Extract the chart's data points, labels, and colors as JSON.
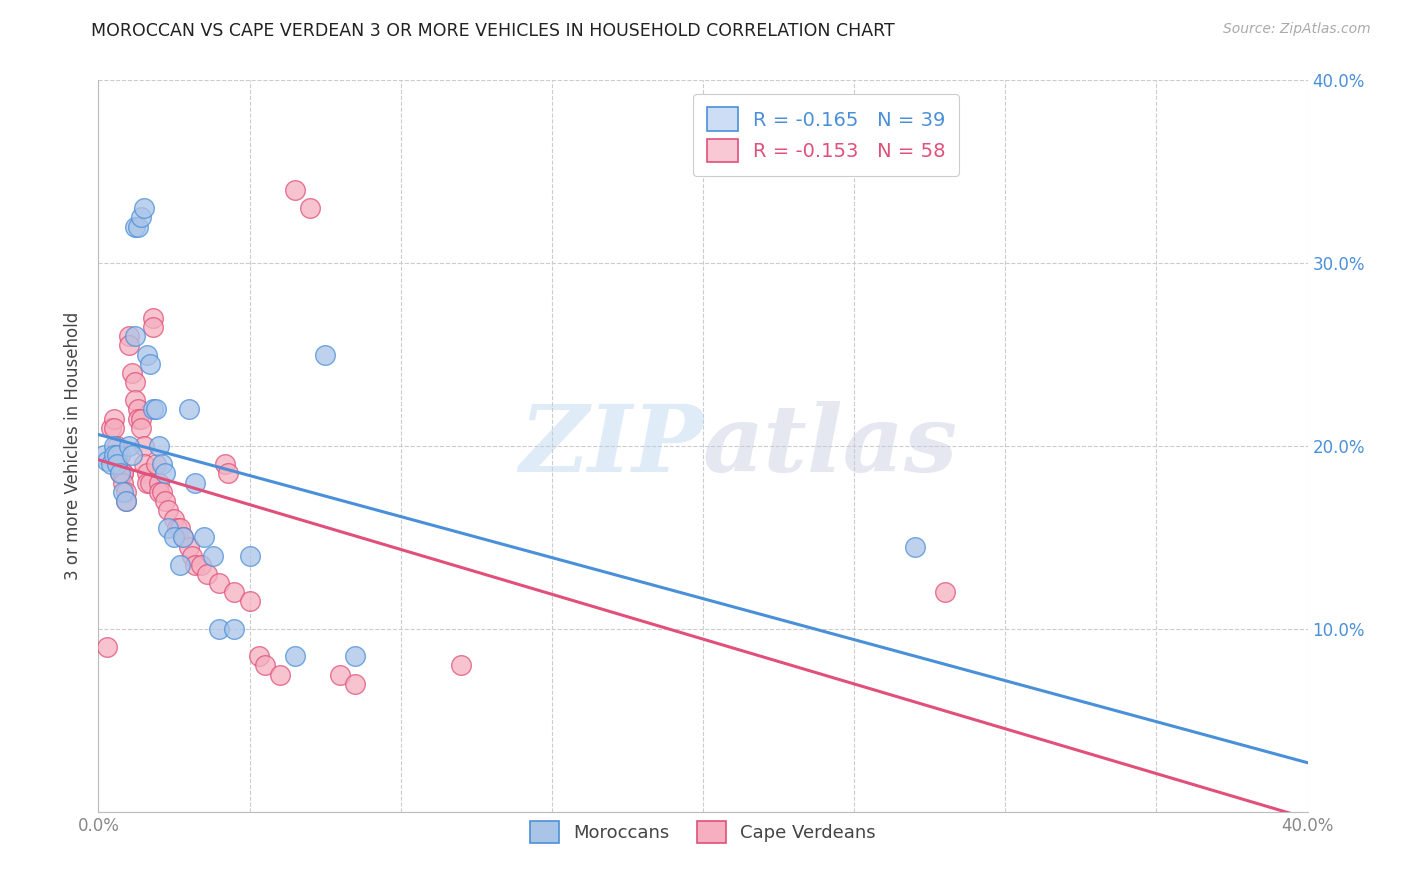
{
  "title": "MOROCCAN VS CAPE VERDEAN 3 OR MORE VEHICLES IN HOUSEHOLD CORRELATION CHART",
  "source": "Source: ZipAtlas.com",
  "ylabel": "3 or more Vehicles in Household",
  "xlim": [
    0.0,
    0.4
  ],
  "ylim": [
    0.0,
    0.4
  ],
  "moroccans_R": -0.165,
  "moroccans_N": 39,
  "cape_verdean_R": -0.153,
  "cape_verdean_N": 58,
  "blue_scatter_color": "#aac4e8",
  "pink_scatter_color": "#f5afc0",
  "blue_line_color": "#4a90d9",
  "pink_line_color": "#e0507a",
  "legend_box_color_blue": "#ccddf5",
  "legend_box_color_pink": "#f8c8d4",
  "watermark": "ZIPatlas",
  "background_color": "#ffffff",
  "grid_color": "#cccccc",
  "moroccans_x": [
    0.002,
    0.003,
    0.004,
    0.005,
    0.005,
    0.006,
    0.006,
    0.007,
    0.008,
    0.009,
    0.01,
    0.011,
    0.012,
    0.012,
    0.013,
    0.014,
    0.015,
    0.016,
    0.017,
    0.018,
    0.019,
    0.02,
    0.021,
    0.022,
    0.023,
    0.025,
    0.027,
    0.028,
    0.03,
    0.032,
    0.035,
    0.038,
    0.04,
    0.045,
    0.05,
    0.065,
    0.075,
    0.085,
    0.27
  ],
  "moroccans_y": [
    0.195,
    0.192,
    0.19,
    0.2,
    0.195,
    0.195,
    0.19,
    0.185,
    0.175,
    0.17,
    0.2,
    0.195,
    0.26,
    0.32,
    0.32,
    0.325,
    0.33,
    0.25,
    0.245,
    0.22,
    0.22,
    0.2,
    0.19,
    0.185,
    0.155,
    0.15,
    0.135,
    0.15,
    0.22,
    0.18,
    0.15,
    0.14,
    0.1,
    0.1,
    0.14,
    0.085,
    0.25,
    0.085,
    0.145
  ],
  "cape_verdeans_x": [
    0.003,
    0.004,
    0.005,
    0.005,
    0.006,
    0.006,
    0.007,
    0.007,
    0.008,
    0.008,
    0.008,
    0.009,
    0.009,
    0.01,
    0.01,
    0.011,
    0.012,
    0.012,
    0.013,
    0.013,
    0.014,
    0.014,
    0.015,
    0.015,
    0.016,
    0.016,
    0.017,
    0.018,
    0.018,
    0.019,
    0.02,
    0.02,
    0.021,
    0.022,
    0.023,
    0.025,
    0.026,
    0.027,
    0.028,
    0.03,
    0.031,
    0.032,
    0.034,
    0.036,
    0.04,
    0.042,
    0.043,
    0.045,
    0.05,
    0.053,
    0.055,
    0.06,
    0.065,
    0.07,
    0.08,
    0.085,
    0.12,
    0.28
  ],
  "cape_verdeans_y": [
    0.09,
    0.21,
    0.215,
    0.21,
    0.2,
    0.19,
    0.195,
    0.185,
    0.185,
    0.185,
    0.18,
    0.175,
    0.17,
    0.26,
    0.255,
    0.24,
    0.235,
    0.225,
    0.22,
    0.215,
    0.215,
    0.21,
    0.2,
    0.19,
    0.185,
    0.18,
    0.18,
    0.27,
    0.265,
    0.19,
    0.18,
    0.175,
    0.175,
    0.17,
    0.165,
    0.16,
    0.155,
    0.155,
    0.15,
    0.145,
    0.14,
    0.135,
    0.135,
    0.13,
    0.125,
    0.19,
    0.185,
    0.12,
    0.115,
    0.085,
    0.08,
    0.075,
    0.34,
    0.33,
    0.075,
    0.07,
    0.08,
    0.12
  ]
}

▸ **BRIEF**:
Retype the listing exactly. Pictures do not belong in the copy.

▸ **RESULT BELOW**:
Extract the chart's data points, labels, and colors as JSON.
{
  "title": "MOROCCAN VS CAPE VERDEAN 3 OR MORE VEHICLES IN HOUSEHOLD CORRELATION CHART",
  "source": "Source: ZipAtlas.com",
  "ylabel": "3 or more Vehicles in Household",
  "xlim": [
    0.0,
    0.4
  ],
  "ylim": [
    0.0,
    0.4
  ],
  "moroccans_R": -0.165,
  "moroccans_N": 39,
  "cape_verdean_R": -0.153,
  "cape_verdean_N": 58,
  "blue_scatter_color": "#aac4e8",
  "pink_scatter_color": "#f5afc0",
  "blue_line_color": "#4a90d9",
  "pink_line_color": "#e0507a",
  "legend_box_color_blue": "#ccddf5",
  "legend_box_color_pink": "#f8c8d4",
  "watermark": "ZIPatlas",
  "background_color": "#ffffff",
  "grid_color": "#cccccc",
  "moroccans_x": [
    0.002,
    0.003,
    0.004,
    0.005,
    0.005,
    0.006,
    0.006,
    0.007,
    0.008,
    0.009,
    0.01,
    0.011,
    0.012,
    0.012,
    0.013,
    0.014,
    0.015,
    0.016,
    0.017,
    0.018,
    0.019,
    0.02,
    0.021,
    0.022,
    0.023,
    0.025,
    0.027,
    0.028,
    0.03,
    0.032,
    0.035,
    0.038,
    0.04,
    0.045,
    0.05,
    0.065,
    0.075,
    0.085,
    0.27
  ],
  "moroccans_y": [
    0.195,
    0.192,
    0.19,
    0.2,
    0.195,
    0.195,
    0.19,
    0.185,
    0.175,
    0.17,
    0.2,
    0.195,
    0.26,
    0.32,
    0.32,
    0.325,
    0.33,
    0.25,
    0.245,
    0.22,
    0.22,
    0.2,
    0.19,
    0.185,
    0.155,
    0.15,
    0.135,
    0.15,
    0.22,
    0.18,
    0.15,
    0.14,
    0.1,
    0.1,
    0.14,
    0.085,
    0.25,
    0.085,
    0.145
  ],
  "cape_verdeans_x": [
    0.003,
    0.004,
    0.005,
    0.005,
    0.006,
    0.006,
    0.007,
    0.007,
    0.008,
    0.008,
    0.008,
    0.009,
    0.009,
    0.01,
    0.01,
    0.011,
    0.012,
    0.012,
    0.013,
    0.013,
    0.014,
    0.014,
    0.015,
    0.015,
    0.016,
    0.016,
    0.017,
    0.018,
    0.018,
    0.019,
    0.02,
    0.02,
    0.021,
    0.022,
    0.023,
    0.025,
    0.026,
    0.027,
    0.028,
    0.03,
    0.031,
    0.032,
    0.034,
    0.036,
    0.04,
    0.042,
    0.043,
    0.045,
    0.05,
    0.053,
    0.055,
    0.06,
    0.065,
    0.07,
    0.08,
    0.085,
    0.12,
    0.28
  ],
  "cape_verdeans_y": [
    0.09,
    0.21,
    0.215,
    0.21,
    0.2,
    0.19,
    0.195,
    0.185,
    0.185,
    0.185,
    0.18,
    0.175,
    0.17,
    0.26,
    0.255,
    0.24,
    0.235,
    0.225,
    0.22,
    0.215,
    0.215,
    0.21,
    0.2,
    0.19,
    0.185,
    0.18,
    0.18,
    0.27,
    0.265,
    0.19,
    0.18,
    0.175,
    0.175,
    0.17,
    0.165,
    0.16,
    0.155,
    0.155,
    0.15,
    0.145,
    0.14,
    0.135,
    0.135,
    0.13,
    0.125,
    0.19,
    0.185,
    0.12,
    0.115,
    0.085,
    0.08,
    0.075,
    0.34,
    0.33,
    0.075,
    0.07,
    0.08,
    0.12
  ]
}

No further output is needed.